# PROBLEM
Write out the listing beneath this instruction in its entirety, exactly as it reads.

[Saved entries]

* begin *

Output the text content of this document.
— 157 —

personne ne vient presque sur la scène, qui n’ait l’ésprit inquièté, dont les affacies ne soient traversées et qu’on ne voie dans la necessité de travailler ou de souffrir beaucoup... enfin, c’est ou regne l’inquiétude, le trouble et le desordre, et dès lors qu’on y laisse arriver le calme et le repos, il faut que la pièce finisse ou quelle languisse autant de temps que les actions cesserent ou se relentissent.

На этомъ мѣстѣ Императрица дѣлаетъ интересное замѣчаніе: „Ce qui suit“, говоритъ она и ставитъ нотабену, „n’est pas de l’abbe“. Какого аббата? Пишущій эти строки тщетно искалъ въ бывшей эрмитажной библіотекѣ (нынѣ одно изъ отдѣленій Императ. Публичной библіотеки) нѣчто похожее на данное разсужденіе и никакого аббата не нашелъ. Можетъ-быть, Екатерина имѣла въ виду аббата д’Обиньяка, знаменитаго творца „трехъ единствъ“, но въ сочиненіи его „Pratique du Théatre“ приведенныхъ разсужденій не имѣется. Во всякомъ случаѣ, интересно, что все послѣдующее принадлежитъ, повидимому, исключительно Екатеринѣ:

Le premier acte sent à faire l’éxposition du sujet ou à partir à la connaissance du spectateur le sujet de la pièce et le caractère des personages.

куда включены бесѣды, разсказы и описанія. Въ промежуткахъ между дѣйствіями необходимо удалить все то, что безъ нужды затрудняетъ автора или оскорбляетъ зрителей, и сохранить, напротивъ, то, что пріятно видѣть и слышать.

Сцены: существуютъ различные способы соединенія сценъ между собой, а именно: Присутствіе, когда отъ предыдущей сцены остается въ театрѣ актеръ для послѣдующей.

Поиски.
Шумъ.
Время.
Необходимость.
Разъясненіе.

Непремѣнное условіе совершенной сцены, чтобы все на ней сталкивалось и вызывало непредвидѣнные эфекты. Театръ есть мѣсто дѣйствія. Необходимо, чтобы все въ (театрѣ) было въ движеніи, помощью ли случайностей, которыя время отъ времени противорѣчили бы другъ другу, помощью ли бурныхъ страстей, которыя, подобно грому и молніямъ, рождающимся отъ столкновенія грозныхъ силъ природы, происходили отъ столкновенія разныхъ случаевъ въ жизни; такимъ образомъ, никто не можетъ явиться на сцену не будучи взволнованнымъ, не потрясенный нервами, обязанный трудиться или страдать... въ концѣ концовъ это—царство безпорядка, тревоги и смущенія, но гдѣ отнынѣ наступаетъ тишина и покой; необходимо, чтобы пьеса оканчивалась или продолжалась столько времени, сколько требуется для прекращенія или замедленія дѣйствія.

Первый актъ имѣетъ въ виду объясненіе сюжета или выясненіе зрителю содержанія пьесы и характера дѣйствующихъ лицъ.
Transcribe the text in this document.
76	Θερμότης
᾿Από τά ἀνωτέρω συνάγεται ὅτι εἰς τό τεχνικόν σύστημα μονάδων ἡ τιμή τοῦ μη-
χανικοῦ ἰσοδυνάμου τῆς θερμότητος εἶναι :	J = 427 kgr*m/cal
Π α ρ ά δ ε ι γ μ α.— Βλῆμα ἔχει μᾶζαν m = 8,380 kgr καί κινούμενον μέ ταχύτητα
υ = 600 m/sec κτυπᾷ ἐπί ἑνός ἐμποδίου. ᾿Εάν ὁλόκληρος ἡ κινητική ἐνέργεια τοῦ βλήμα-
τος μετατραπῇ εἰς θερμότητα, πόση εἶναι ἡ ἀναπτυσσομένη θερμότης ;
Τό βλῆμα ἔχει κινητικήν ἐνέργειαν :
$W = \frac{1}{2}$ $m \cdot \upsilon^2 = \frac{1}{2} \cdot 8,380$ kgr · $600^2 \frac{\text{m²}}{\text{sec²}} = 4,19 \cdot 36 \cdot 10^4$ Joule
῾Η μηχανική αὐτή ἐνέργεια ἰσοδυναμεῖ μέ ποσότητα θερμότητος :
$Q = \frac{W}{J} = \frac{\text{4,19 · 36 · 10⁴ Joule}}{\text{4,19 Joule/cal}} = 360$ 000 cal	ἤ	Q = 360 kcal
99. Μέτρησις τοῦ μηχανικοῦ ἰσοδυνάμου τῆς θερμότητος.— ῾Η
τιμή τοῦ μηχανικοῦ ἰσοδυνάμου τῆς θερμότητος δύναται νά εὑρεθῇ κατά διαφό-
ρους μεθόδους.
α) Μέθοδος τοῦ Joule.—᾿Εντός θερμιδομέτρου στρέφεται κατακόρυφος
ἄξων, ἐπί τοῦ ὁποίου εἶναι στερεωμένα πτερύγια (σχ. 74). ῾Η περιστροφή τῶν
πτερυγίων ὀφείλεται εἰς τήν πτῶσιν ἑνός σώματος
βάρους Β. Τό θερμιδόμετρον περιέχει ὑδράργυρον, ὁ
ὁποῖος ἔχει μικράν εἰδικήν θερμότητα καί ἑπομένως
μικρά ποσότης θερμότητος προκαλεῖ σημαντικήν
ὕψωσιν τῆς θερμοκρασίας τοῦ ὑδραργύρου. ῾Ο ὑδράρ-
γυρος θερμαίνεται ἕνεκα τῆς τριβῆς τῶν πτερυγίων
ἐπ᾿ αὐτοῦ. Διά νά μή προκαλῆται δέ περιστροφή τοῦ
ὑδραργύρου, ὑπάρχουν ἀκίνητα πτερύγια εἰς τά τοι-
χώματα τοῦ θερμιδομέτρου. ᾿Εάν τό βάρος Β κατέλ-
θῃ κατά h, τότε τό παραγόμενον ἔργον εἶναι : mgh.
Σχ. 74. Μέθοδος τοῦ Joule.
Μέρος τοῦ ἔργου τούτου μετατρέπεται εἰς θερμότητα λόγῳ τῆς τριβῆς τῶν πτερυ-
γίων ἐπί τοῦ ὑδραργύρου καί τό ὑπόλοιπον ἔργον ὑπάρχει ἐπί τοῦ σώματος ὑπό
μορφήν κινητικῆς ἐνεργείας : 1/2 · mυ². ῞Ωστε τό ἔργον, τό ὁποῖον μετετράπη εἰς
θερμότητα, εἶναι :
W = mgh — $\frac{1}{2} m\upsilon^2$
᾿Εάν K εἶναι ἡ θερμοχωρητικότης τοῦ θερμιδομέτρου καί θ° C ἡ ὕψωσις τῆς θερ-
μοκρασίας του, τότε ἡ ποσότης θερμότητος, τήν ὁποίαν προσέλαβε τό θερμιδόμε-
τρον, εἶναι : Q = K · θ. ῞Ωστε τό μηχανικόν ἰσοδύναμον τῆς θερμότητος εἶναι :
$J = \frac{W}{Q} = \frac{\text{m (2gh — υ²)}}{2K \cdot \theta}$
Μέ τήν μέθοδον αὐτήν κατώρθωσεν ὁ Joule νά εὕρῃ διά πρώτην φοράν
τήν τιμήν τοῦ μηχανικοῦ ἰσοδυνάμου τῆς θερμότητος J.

* end *

# COMPLETE OUTPUT
Output the text content of this document.
— 157 —

personne ne vient presque sur la scène, qui n’ait l’ésprit inquièté, dont les affacies ne soient traversées et qu’on ne voie dans la necessité de travailler ou de souffrir beaucoup... enfin, c’est ou regne l’inquiétude, le trouble et le desordre, et dès lors qu’on y laisse arriver le calme et le repos, il faut que la pièce finisse ou quelle languisse autant de temps que les actions cesserent ou se relentissent.

На этомъ мѣстѣ Императрица дѣлаетъ интересное замѣчаніе: „Ce qui suit“, говоритъ она и ставитъ нотабену, „n’est pas de l’abbe“. Какого аббата? Пишущій эти строки тщетно искалъ въ бывшей эрмитажной библіотекѣ (нынѣ одно изъ отдѣленій Императ. Публичной библіотеки) нѣчто похожее на данное разсужденіе и никакого аббата не нашелъ. Можетъ-быть, Екатерина имѣла въ виду аббата д’Обиньяка, знаменитаго творца „трехъ единствъ“, но въ сочиненіи его „Pratique du Théatre“ приведенныхъ разсужденій не имѣется. Во всякомъ случаѣ, интересно, что все послѣдующее принадлежитъ, повидимому, исключительно Екатеринѣ:

Le premier acte sent à faire l’éxposition du sujet ou à partir à la connaissance du spectateur le sujet de la pièce et le caractère des personages.

куда включены бесѣды, разсказы и описанія. Въ промежуткахъ между дѣйствіями необходимо удалить все то, что безъ нужды затрудняетъ автора или оскорбляетъ зрителей, и сохранить, напротивъ, то, что пріятно видѣть и слышать.

Сцены: существуютъ различные способы соединенія сценъ между собой, а именно: Присутствіе, когда отъ предыдущей сцены остается въ театрѣ актеръ для послѣдующей.

Поиски.
Шумъ.
Время.
Необходимость.
Разъясненіе.

Непремѣнное условіе совершенной сцены, чтобы все на ней сталкивалось и вызывало непредвидѣнные эфекты. Театръ есть мѣсто дѣйствія. Необходимо, чтобы все въ (театрѣ) было въ движеніи, помощью ли случайностей, которыя время отъ времени противорѣчили бы другъ другу, помощью ли бурныхъ страстей, которыя, подобно грому и молніямъ, рождающимся отъ столкновенія грозныхъ силъ природы, происходили отъ столкновенія разныхъ случаевъ въ жизни; такимъ образомъ, никто не можетъ явиться на сцену не будучи взволнованнымъ, не потрясенный нервами, обязанный трудиться или страдать... въ концѣ концовъ это—царство безпорядка, тревоги и смущенія, но гдѣ отнынѣ наступаетъ тишина и покой; необходимо, чтобы пьеса оканчивалась или продолжалась столько времени, сколько требуется для прекращенія или замедленія дѣйствія.

Первый актъ имѣетъ въ виду объясненіе сюжета или выясненіе зрителю содержанія пьесы и характера дѣйствующихъ лицъ.
Transcribe the text in this document.
76	Θερμότης
᾿Από τά ἀνωτέρω συνάγεται ὅτι εἰς τό τεχνικόν σύστημα μονάδων ἡ τιμή τοῦ μη-
χανικοῦ ἰσοδυνάμου τῆς θερμότητος εἶναι :	J = 427 kgr*m/cal
Π α ρ ά δ ε ι γ μ α.— Βλῆμα ἔχει μᾶζαν m = 8,380 kgr καί κινούμενον μέ ταχύτητα
υ = 600 m/sec κτυπᾷ ἐπί ἑνός ἐμποδίου. ᾿Εάν ὁλόκληρος ἡ κινητική ἐνέργεια τοῦ βλήμα-
τος μετατραπῇ εἰς θερμότητα, πόση εἶναι ἡ ἀναπτυσσομένη θερμότης ;
Τό βλῆμα ἔχει κινητικήν ἐνέργειαν :
$W = \frac{1}{2}$ $m \cdot \upsilon^2 = \frac{1}{2} \cdot 8,380$ kgr · $600^2 \frac{\text{m²}}{\text{sec²}} = 4,19 \cdot 36 \cdot 10^4$ Joule
῾Η μηχανική αὐτή ἐνέργεια ἰσοδυναμεῖ μέ ποσότητα θερμότητος :
$Q = \frac{W}{J} = \frac{\text{4,19 · 36 · 10⁴ Joule}}{\text{4,19 Joule/cal}} = 360$ 000 cal	ἤ	Q = 360 kcal
99. Μέτρησις τοῦ μηχανικοῦ ἰσοδυνάμου τῆς θερμότητος.— ῾Η
τιμή τοῦ μηχανικοῦ ἰσοδυνάμου τῆς θερμότητος δύναται νά εὑρεθῇ κατά διαφό-
ρους μεθόδους.
α) Μέθοδος τοῦ Joule.—᾿Εντός θερμιδομέτρου στρέφεται κατακόρυφος
ἄξων, ἐπί τοῦ ὁποίου εἶναι στερεωμένα πτερύγια (σχ. 74). ῾Η περιστροφή τῶν
πτερυγίων ὀφείλεται εἰς τήν πτῶσιν ἑνός σώματος
βάρους Β. Τό θερμιδόμετρον περιέχει ὑδράργυρον, ὁ
ὁποῖος ἔχει μικράν εἰδικήν θερμότητα καί ἑπομένως
μικρά ποσότης θερμότητος προκαλεῖ σημαντικήν
ὕψωσιν τῆς θερμοκρασίας τοῦ ὑδραργύρου. ῾Ο ὑδράρ-
γυρος θερμαίνεται ἕνεκα τῆς τριβῆς τῶν πτερυγίων
ἐπ᾿ αὐτοῦ. Διά νά μή προκαλῆται δέ περιστροφή τοῦ
ὑδραργύρου, ὑπάρχουν ἀκίνητα πτερύγια εἰς τά τοι-
χώματα τοῦ θερμιδομέτρου. ᾿Εάν τό βάρος Β κατέλ-
θῃ κατά h, τότε τό παραγόμενον ἔργον εἶναι : mgh.
Σχ. 74. Μέθοδος τοῦ Joule.
Μέρος τοῦ ἔργου τούτου μετατρέπεται εἰς θερμότητα λόγῳ τῆς τριβῆς τῶν πτερυ-
γίων ἐπί τοῦ ὑδραργύρου καί τό ὑπόλοιπον ἔργον ὑπάρχει ἐπί τοῦ σώματος ὑπό
μορφήν κινητικῆς ἐνεργείας : 1/2 · mυ². ῞Ωστε τό ἔργον, τό ὁποῖον μετετράπη εἰς
θερμότητα, εἶναι :
W = mgh — $\frac{1}{2} m\upsilon^2$
᾿Εάν K εἶναι ἡ θερμοχωρητικότης τοῦ θερμιδομέτρου καί θ° C ἡ ὕψωσις τῆς θερ-
μοκρασίας του, τότε ἡ ποσότης θερμότητος, τήν ὁποίαν προσέλαβε τό θερμιδόμε-
τρον, εἶναι : Q = K · θ. ῞Ωστε τό μηχανικόν ἰσοδύναμον τῆς θερμότητος εἶναι :
$J = \frac{W}{Q} = \frac{\text{m (2gh — υ²)}}{2K \cdot \theta}$
Μέ τήν μέθοδον αὐτήν κατώρθωσεν ὁ Joule νά εὕρῃ διά πρώτην φοράν
τήν τιμήν τοῦ μηχανικοῦ ἰσοδυνάμου τῆς θερμότητος J.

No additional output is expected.